▶ _Job_: Spot each line that carries the word "三台阶七步开挖法"; copy those lines.

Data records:

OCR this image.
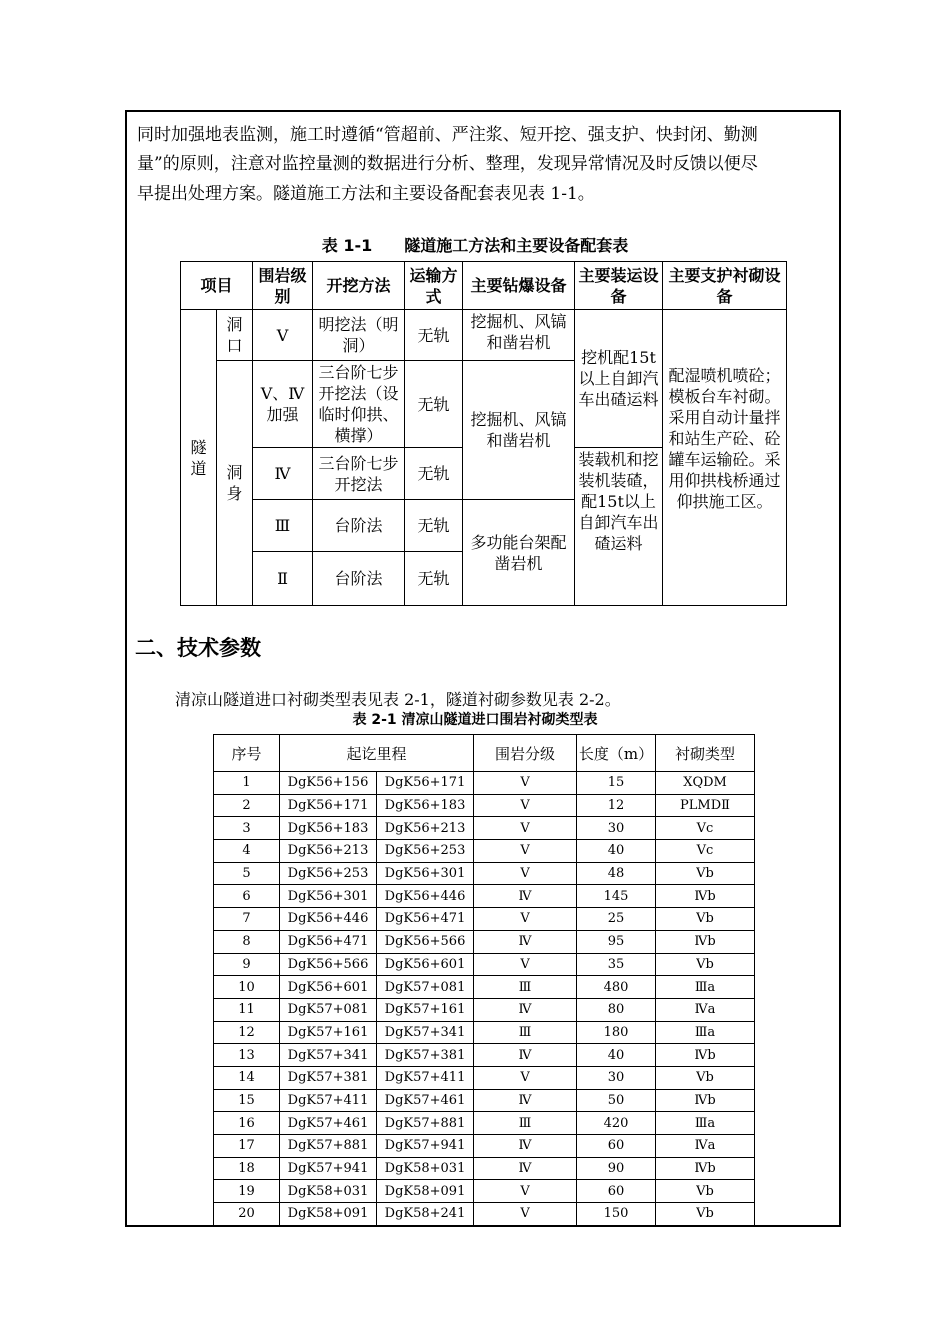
同时加强地表监测，施工时遵循“管超前、严注浆、短开挖、强支护、快封闭、勤测
量”的原则，注意对监控量测的数据进行分析、整理，发现异常情况及时反馈以便尽
早提出处理方案。隧道施工方法和主要设备配套表见表 1-1。
表 1-1　　隧道施工方法和主要设备配套表
项目		围岩级别	开挖方法	运输方式	主要钻爆设备	主要装运设备	主要支护衬砌设备
隧道	洞口	Ⅴ	明挖法（明洞）	无轨	挖掘机、风镐和凿岩机	挖机配15t以上自卸汽车出碴运料	配湿喷机喷砼；模板台车衬砌。采用自动计量拌和站生产砼、砼罐车运输砼。采用仰拱栈桥通过仰拱施工区。
	洞身	Ⅴ、Ⅳ加强	三台阶七步开挖法（设临时仰拱、横撑）	无轨	挖掘机、风镐和凿岩机		
		Ⅳ	三台阶七步开挖法	无轨		装载机和挖装机装碴，配15t以上自卸汽车出碴运料	
		Ⅲ	台阶法	无轨	多功能台架配凿岩机		
		Ⅱ	台阶法	无轨			
二、技术参数
清凉山隧道进口衬砌类型表见表 2-1，隧道衬砌参数见表 2-2。
表 2-1 清凉山隧道进口围岩衬砌类型表
序号	起讫里程		围岩分级	长度（m）	衬砌类型
1	DgK56+156	DgK56+171	Ⅴ	15	XQDM
2	DgK56+171	DgK56+183	Ⅴ	12	PLMDⅡ
3	DgK56+183	DgK56+213	Ⅴ	30	Ⅴc
4	DgK56+213	DgK56+253	Ⅴ	40	Ⅴc
5	DgK56+253	DgK56+301	Ⅴ	48	Ⅴb
6	DgK56+301	DgK56+446	Ⅳ	145	Ⅳb
7	DgK56+446	DgK56+471	Ⅴ	25	Ⅴb
8	DgK56+471	DgK56+566	Ⅳ	95	Ⅳb
9	DgK56+566	DgK56+601	Ⅴ	35	Ⅴb
10	DgK56+601	DgK57+081	Ⅲ	480	Ⅲa
11	DgK57+081	DgK57+161	Ⅳ	80	Ⅳa
12	DgK57+161	DgK57+341	Ⅲ	180	Ⅲa
13	DgK57+341	DgK57+381	Ⅳ	40	Ⅳb
14	DgK57+381	DgK57+411	Ⅴ	30	Ⅴb
15	DgK57+411	DgK57+461	Ⅳ	50	Ⅳb
16	DgK57+461	DgK57+881	Ⅲ	420	Ⅲa
17	DgK57+881	DgK57+941	Ⅳ	60	Ⅳa
18	DgK57+941	DgK58+031	Ⅳ	90	Ⅳb
19	DgK58+031	DgK58+091	Ⅴ	60	Ⅴb
20	DgK58+091	DgK58+241	Ⅴ	150	Ⅴb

▶ _Final answer_:
	洞身	Ⅴ、Ⅳ加强	三台阶七步开挖法（设临时仰拱、横撑）	无轨	挖掘机、风镐和凿岩机		
		Ⅳ	三台阶七步开挖法	无轨		装载机和挖装机装碴，配15t以上自卸汽车出碴运料	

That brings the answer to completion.